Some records
------------------------------------

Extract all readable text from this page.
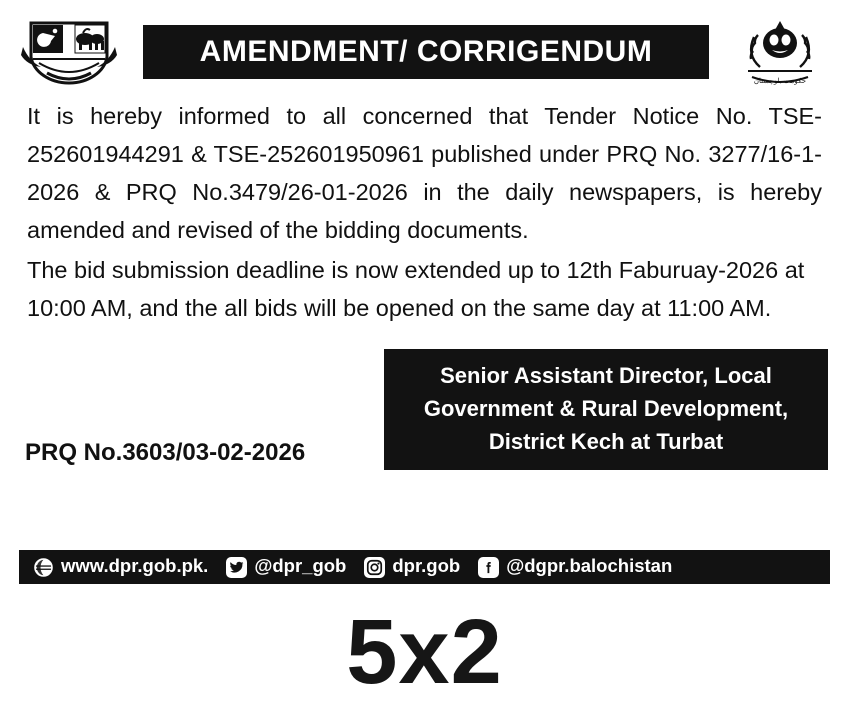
AMENDMENT/ CORRIGENDUM
حکومت بلوچستان

It is hereby informed to all concerned that Tender Notice No. TSE-252601944291 & TSE-252601950961 published under PRQ No. 3277/16-1-2026 & PRQ No.3479/26-01-2026 in the daily newspapers, is hereby amended and revised of the bidding documents.

The bid submission deadline is now extended up to 12th Faburuay-2026 at 10:00 AM, and the all bids will be opened on the same day at 11:00 AM.

Senior Assistant Director, Local
Government & Rural Development,
District Kech at Turbat
PRQ No.3603/03-02-2026
www.dpr.gob.pk. @dpr_gob dpr.gob @dgpr.balochistan
5x2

------------------------------------

▸ **WRITTEN TASK**
Write out the material above again, word for word, minus its pictures.

▸ **EXPECTED ANSWER**
Extract all readable text from this page.
AMENDMENT/ CORRIGENDUM
حکومت بلوچستان

It is hereby informed to all concerned that Tender Notice No. TSE-252601944291 & TSE-252601950961 published under PRQ No. 3277/16-1-2026 & PRQ No.3479/26-01-2026 in the daily newspapers, is hereby amended and revised of the bidding documents.

The bid submission deadline is now extended up to 12th Faburuay-2026 at 10:00 AM, and the all bids will be opened on the same day at 11:00 AM.

Senior Assistant Director, Local
Government & Rural Development,
District Kech at Turbat
PRQ No.3603/03-02-2026
www.dpr.gob.pk. @dpr_gob dpr.gob @dgpr.balochistan
5x2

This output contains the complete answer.